Extracted data entries:
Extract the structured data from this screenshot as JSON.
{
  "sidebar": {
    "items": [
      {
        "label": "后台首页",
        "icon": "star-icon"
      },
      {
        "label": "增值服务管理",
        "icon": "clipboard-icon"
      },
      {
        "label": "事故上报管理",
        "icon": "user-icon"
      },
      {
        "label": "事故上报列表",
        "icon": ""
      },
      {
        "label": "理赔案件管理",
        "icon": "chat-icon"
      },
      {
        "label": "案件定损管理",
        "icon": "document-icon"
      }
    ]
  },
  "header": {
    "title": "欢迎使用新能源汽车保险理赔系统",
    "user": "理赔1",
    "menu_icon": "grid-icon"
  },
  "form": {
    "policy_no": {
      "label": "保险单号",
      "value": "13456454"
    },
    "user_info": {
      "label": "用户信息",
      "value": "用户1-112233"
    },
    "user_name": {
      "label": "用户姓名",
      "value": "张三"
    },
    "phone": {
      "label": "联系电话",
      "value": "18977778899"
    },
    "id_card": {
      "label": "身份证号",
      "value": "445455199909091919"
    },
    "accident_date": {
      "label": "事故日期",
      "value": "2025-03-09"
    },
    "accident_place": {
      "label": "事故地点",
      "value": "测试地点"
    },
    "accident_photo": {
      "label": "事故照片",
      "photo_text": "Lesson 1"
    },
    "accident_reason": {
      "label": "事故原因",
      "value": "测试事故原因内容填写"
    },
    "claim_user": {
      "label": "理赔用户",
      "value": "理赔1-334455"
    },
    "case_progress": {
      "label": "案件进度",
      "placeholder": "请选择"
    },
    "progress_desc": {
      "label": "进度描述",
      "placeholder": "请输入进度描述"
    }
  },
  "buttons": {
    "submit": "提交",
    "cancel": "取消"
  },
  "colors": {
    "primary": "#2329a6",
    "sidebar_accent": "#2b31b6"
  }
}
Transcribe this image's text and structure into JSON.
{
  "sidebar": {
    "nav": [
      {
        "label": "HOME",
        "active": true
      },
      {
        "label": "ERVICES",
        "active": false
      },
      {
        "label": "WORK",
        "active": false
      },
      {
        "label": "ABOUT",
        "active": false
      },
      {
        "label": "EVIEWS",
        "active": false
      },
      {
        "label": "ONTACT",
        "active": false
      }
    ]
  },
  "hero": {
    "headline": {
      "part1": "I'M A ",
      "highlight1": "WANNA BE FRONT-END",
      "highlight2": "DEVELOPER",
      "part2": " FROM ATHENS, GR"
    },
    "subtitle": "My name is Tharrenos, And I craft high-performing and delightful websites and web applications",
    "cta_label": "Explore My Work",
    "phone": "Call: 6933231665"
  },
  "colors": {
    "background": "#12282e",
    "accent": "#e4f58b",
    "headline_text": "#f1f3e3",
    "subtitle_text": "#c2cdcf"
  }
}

What this task involves — From the first line to the last, please quote the material above exactly.

Response to this task —
Extract the structured data from this screenshot as JSON.
{
  "sidebar": {
    "items": [
      {
        "label": "后台首页",
        "icon": "star-icon"
      },
      {
        "label": "增值服务管理",
        "icon": "clipboard-icon"
      },
      {
        "label": "事故上报管理",
        "icon": "user-icon"
      },
      {
        "label": "事故上报列表",
        "icon": ""
      },
      {
        "label": "理赔案件管理",
        "icon": "chat-icon"
      },
      {
        "label": "案件定损管理",
        "icon": "document-icon"
      }
    ]
  },
  "header": {
    "title": "欢迎使用新能源汽车保险理赔系统",
    "user": "理赔1",
    "menu_icon": "grid-icon"
  },
  "form": {
    "policy_no": {
      "label": "保险单号",
      "value": "13456454"
    },
    "user_info": {
      "label": "用户信息",
      "value": "用户1-112233"
    },
    "user_name": {
      "label": "用户姓名",
      "value": "张三"
    },
    "phone": {
      "label": "联系电话",
      "value": "18977778899"
    },
    "id_card": {
      "label": "身份证号",
      "value": "445455199909091919"
    },
    "accident_date": {
      "label": "事故日期",
      "value": "2025-03-09"
    },
    "accident_place": {
      "label": "事故地点",
      "value": "测试地点"
    },
    "accident_photo": {
      "label": "事故照片",
      "photo_text": "Lesson 1"
    },
    "accident_reason": {
      "label": "事故原因",
      "value": "测试事故原因内容填写"
    },
    "claim_user": {
      "label": "理赔用户",
      "value": "理赔1-334455"
    },
    "case_progress": {
      "label": "案件进度",
      "placeholder": "请选择"
    },
    "progress_desc": {
      "label": "进度描述",
      "placeholder": "请输入进度描述"
    }
  },
  "buttons": {
    "submit": "提交",
    "cancel": "取消"
  },
  "colors": {
    "primary": "#2329a6",
    "sidebar_accent": "#2b31b6"
  }
}
Transcribe this image's text and structure into JSON.
{
  "sidebar": {
    "nav": [
      {
        "label": "HOME",
        "active": true
      },
      {
        "label": "ERVICES",
        "active": false
      },
      {
        "label": "WORK",
        "active": false
      },
      {
        "label": "ABOUT",
        "active": false
      },
      {
        "label": "EVIEWS",
        "active": false
      },
      {
        "label": "ONTACT",
        "active": false
      }
    ]
  },
  "hero": {
    "headline": {
      "part1": "I'M A ",
      "highlight1": "WANNA BE FRONT-END",
      "highlight2": "DEVELOPER",
      "part2": " FROM ATHENS, GR"
    },
    "subtitle": "My name is Tharrenos, And I craft high-performing and delightful websites and web applications",
    "cta_label": "Explore My Work",
    "phone": "Call: 6933231665"
  },
  "colors": {
    "background": "#12282e",
    "accent": "#e4f58b",
    "headline_text": "#f1f3e3",
    "subtitle_text": "#c2cdcf"
  }
}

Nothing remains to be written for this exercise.